In the material below, swap each "solution-note" for "explanation-note" and give the lines back otherwise unchanged, leaving out the pictures.

╭─ SOURCE MATERIAL

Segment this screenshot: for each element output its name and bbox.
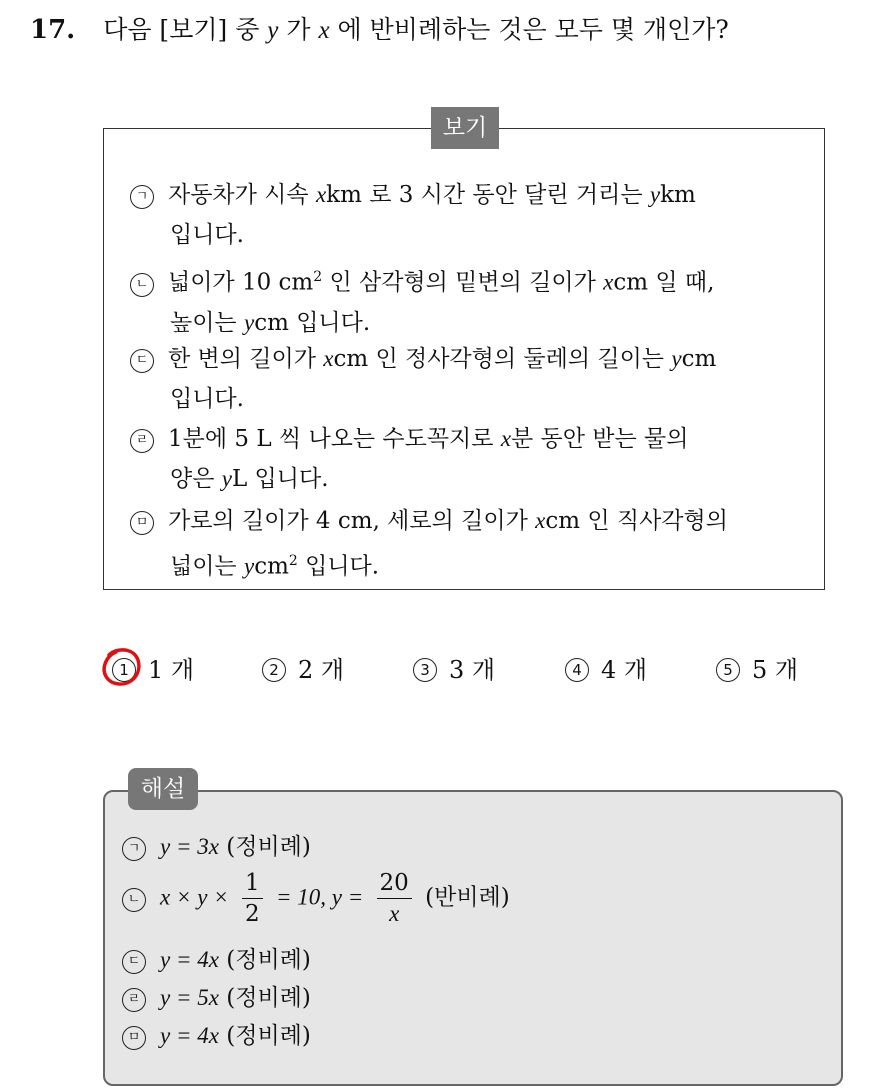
denominator: 2 xyxy=(245,901,260,927)
answer-mark-circle xyxy=(101,646,143,688)
choice-number: 2 xyxy=(262,658,286,682)
choice-number: 4 xyxy=(565,658,589,682)
choice-2[interactable] xyxy=(262,650,344,685)
var-y: y xyxy=(649,182,661,207)
item-text: cm 인 정사각형의 둘레의 길이는 xyxy=(333,346,665,372)
solution-expr: y = 5x xyxy=(160,985,219,1010)
item-text: 양은 xyxy=(170,466,215,492)
solution-line-3 xyxy=(122,941,311,974)
choice-label: 4 개 xyxy=(601,656,648,684)
item-text: 높이는 xyxy=(170,309,237,336)
solution-expr: y = 4x xyxy=(160,947,219,972)
numerator: 20 xyxy=(377,868,412,899)
item-text: cm xyxy=(254,553,289,580)
bogi-item-1 xyxy=(130,175,696,255)
item-text: 입니다. xyxy=(170,222,244,248)
item-text: 입니다. xyxy=(305,553,380,580)
var-x: x xyxy=(603,269,614,295)
solution-note: (정비례) xyxy=(226,985,311,1011)
choice-label: 5 개 xyxy=(752,656,799,684)
superscript: 2 xyxy=(288,553,298,569)
var-y: y xyxy=(243,553,255,579)
var-y: y xyxy=(243,309,255,335)
solution-note: (정비례) xyxy=(226,947,311,973)
choice-label: 1 개 xyxy=(148,656,195,684)
item-text: 가로의 길이가 4 cm, 세로의 길이가 xyxy=(168,508,528,534)
choice-number: 1 xyxy=(112,658,136,682)
choice-4[interactable] xyxy=(565,650,647,685)
choice-5[interactable] xyxy=(716,650,798,685)
item-mark: ㄴ xyxy=(122,888,146,912)
item-text: cm 입니다. xyxy=(254,309,371,336)
item-mark: ㅁ xyxy=(130,511,154,535)
solution-note: (반비례) xyxy=(425,884,510,911)
item-text: 인 삼각형의 밑변의 길이가 xyxy=(329,269,596,296)
var-x: x xyxy=(500,426,512,451)
item-text: cm 일 때, xyxy=(613,269,715,296)
item-text: cm 인 직사각형의 xyxy=(545,508,728,534)
question-text xyxy=(30,10,729,46)
item-text: 한 변의 길이가 xyxy=(168,346,316,372)
item-text: 입니다. xyxy=(170,386,244,412)
var-x: x xyxy=(535,508,546,533)
superscript: 2 xyxy=(313,269,323,285)
solution-expr: x × y × xyxy=(160,884,229,910)
item-text: 넓이가 10 cm xyxy=(168,269,314,296)
item-text: 1분에 5 L 씩 나오는 수도꼭지로 xyxy=(168,426,494,452)
question-part: 에 반비례하는 것은 모두 몇 개인가? xyxy=(337,15,729,44)
choice-number: 5 xyxy=(716,658,740,682)
item-text: 넓이는 xyxy=(170,553,237,580)
bogi-item-4 xyxy=(130,419,689,499)
solution-line-1 xyxy=(122,828,311,861)
item-mark: ㄷ xyxy=(130,349,154,373)
choice-label: 3 개 xyxy=(449,656,496,684)
choice-3[interactable] xyxy=(413,650,495,685)
var-x: x xyxy=(318,17,330,44)
bogi-title: 보기 xyxy=(431,107,499,149)
item-mark: ㄱ xyxy=(130,185,154,209)
item-text: L 입니다. xyxy=(231,466,329,492)
solution-expr: y = 4x xyxy=(160,1023,219,1048)
solution-note: (정비례) xyxy=(226,834,311,860)
bogi-item-5 xyxy=(130,501,728,587)
item-text: 분 동안 받는 물의 xyxy=(511,426,689,452)
solution-line-5 xyxy=(122,1017,311,1050)
item-text: km 로 3 시간 동안 달린 거리는 xyxy=(326,182,643,208)
item-mark: ㄹ xyxy=(122,988,146,1012)
solution-line-2 xyxy=(122,868,510,929)
item-mark: ㄹ xyxy=(130,429,154,453)
numerator: 1 xyxy=(242,868,263,899)
question-part: 가 xyxy=(286,15,311,44)
item-text: 자동차가 시속 xyxy=(168,182,309,208)
choice-number: 3 xyxy=(413,658,437,682)
var-x: x xyxy=(323,346,334,371)
solution-expr: = 10, y = xyxy=(275,884,364,910)
fraction xyxy=(242,868,263,929)
choice-label: 2 개 xyxy=(298,656,345,684)
bogi-item-2 xyxy=(130,257,714,343)
var-y: y xyxy=(221,466,232,491)
item-mark: ㅁ xyxy=(122,1026,146,1050)
denominator: x xyxy=(389,901,400,926)
fraction xyxy=(377,868,412,929)
solution-note: (정비례) xyxy=(226,1023,311,1049)
var-x: x xyxy=(315,182,327,207)
item-mark: ㄷ xyxy=(122,950,146,974)
var-y: y xyxy=(267,17,279,44)
question-number: 17. xyxy=(30,15,76,45)
item-text: cm xyxy=(681,346,717,372)
bogi-item-3 xyxy=(130,339,716,419)
solution-expr: y = 3x xyxy=(160,834,219,859)
var-y: y xyxy=(671,346,682,371)
item-text: km xyxy=(660,182,696,208)
question-part: 다음 [보기] 중 xyxy=(103,15,260,44)
solution-title: 해설 xyxy=(128,768,198,810)
solution-line-4 xyxy=(122,979,311,1012)
item-mark: ㄴ xyxy=(130,273,154,297)
item-mark: ㄱ xyxy=(122,837,146,861)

╰─

» **SOLUTION FOR THIS EXERCISE**:
Segment this screenshot: for each element output its name and bbox.
denominator: 2 xyxy=(245,901,260,927)
answer-mark-circle xyxy=(101,646,143,688)
choice-number: 2 xyxy=(262,658,286,682)
choice-number: 4 xyxy=(565,658,589,682)
choice-2[interactable] xyxy=(262,650,344,685)
var-y: y xyxy=(649,182,661,207)
item-text: cm 인 정사각형의 둘레의 길이는 xyxy=(333,346,665,372)
solution-expr: y = 5x xyxy=(160,985,219,1010)
item-text: 양은 xyxy=(170,466,215,492)
solution-line-3 xyxy=(122,941,311,974)
choice-label: 4 개 xyxy=(601,656,648,684)
item-text: 높이는 xyxy=(170,309,237,336)
solution-expr: y = 4x xyxy=(160,947,219,972)
numerator: 20 xyxy=(377,868,412,899)
item-text: cm xyxy=(254,553,289,580)
bogi-item-1 xyxy=(130,175,696,255)
item-text: 입니다. xyxy=(170,222,244,248)
item-text: 입니다. xyxy=(305,553,380,580)
var-x: x xyxy=(603,269,614,295)
explanation-note: (정비례) xyxy=(226,985,311,1011)
choice-label: 5 개 xyxy=(752,656,799,684)
superscript: 2 xyxy=(288,553,298,569)
var-y: y xyxy=(243,553,255,579)
var-y: y xyxy=(243,309,255,335)
explanation-note: (정비례) xyxy=(226,947,311,973)
choice-label: 1 개 xyxy=(148,656,195,684)
item-text: 가로의 길이가 4 cm, 세로의 길이가 xyxy=(168,508,528,534)
choice-number: 1 xyxy=(112,658,136,682)
choice-4[interactable] xyxy=(565,650,647,685)
choice-5[interactable] xyxy=(716,650,798,685)
item-mark: ㄴ xyxy=(122,888,146,912)
item-text: cm 입니다. xyxy=(254,309,371,336)
item-mark: ㅁ xyxy=(130,511,154,535)
explanation-note: (반비례) xyxy=(425,884,510,911)
item-text: 인 삼각형의 밑변의 길이가 xyxy=(329,269,596,296)
var-x: x xyxy=(500,426,512,451)
item-text: cm 일 때, xyxy=(613,269,715,296)
item-text: cm 인 직사각형의 xyxy=(545,508,728,534)
question-text xyxy=(30,10,729,46)
item-text: 한 변의 길이가 xyxy=(168,346,316,372)
item-text: 입니다. xyxy=(170,386,244,412)
var-x: x xyxy=(535,508,546,533)
superscript: 2 xyxy=(313,269,323,285)
solution-expr: x × y × xyxy=(160,884,229,910)
item-text: 넓이가 10 cm xyxy=(168,269,314,296)
item-text: 1분에 5 L 씩 나오는 수도꼭지로 xyxy=(168,426,494,452)
question-part: 에 반비례하는 것은 모두 몇 개인가? xyxy=(337,15,729,44)
choice-number: 5 xyxy=(716,658,740,682)
item-text: 넓이는 xyxy=(170,553,237,580)
bogi-item-4 xyxy=(130,419,689,499)
solution-line-1 xyxy=(122,828,311,861)
item-mark: ㄷ xyxy=(130,349,154,373)
choice-label: 3 개 xyxy=(449,656,496,684)
choice-3[interactable] xyxy=(413,650,495,685)
var-x: x xyxy=(318,17,330,44)
bogi-title: 보기 xyxy=(431,107,499,149)
item-mark: ㄱ xyxy=(130,185,154,209)
item-text: L 입니다. xyxy=(231,466,329,492)
solution-expr: y = 4x xyxy=(160,1023,219,1048)
explanation-note: (정비례) xyxy=(226,834,311,860)
bogi-item-5 xyxy=(130,501,728,587)
item-text: 분 동안 받는 물의 xyxy=(511,426,689,452)
solution-line-5 xyxy=(122,1017,311,1050)
item-text: km 로 3 시간 동안 달린 거리는 xyxy=(326,182,643,208)
item-mark: ㄹ xyxy=(122,988,146,1012)
solution-line-2 xyxy=(122,868,510,929)
item-mark: ㄹ xyxy=(130,429,154,453)
numerator: 1 xyxy=(242,868,263,899)
question-part: 가 xyxy=(286,15,311,44)
item-text: 자동차가 시속 xyxy=(168,182,309,208)
choice-number: 3 xyxy=(413,658,437,682)
var-x: x xyxy=(323,346,334,371)
solution-expr: = 10, y = xyxy=(275,884,364,910)
fraction xyxy=(242,868,263,929)
choice-label: 2 개 xyxy=(298,656,345,684)
bogi-item-2 xyxy=(130,257,714,343)
var-y: y xyxy=(221,466,232,491)
item-mark: ㅁ xyxy=(122,1026,146,1050)
denominator: x xyxy=(389,901,400,926)
fraction xyxy=(377,868,412,929)
explanation-note: (정비례) xyxy=(226,1023,311,1049)
var-x: x xyxy=(315,182,327,207)
item-mark: ㄷ xyxy=(122,950,146,974)
var-y: y xyxy=(267,17,279,44)
question-number: 17. xyxy=(30,15,76,45)
item-text: cm xyxy=(681,346,717,372)
bogi-item-3 xyxy=(130,339,716,419)
solution-expr: y = 3x xyxy=(160,834,219,859)
var-y: y xyxy=(671,346,682,371)
item-text: km xyxy=(660,182,696,208)
question-part: 다음 [보기] 중 xyxy=(103,15,260,44)
solution-title: 해설 xyxy=(128,768,198,810)
solution-line-4 xyxy=(122,979,311,1012)
item-mark: ㄴ xyxy=(130,273,154,297)
item-mark: ㄱ xyxy=(122,837,146,861)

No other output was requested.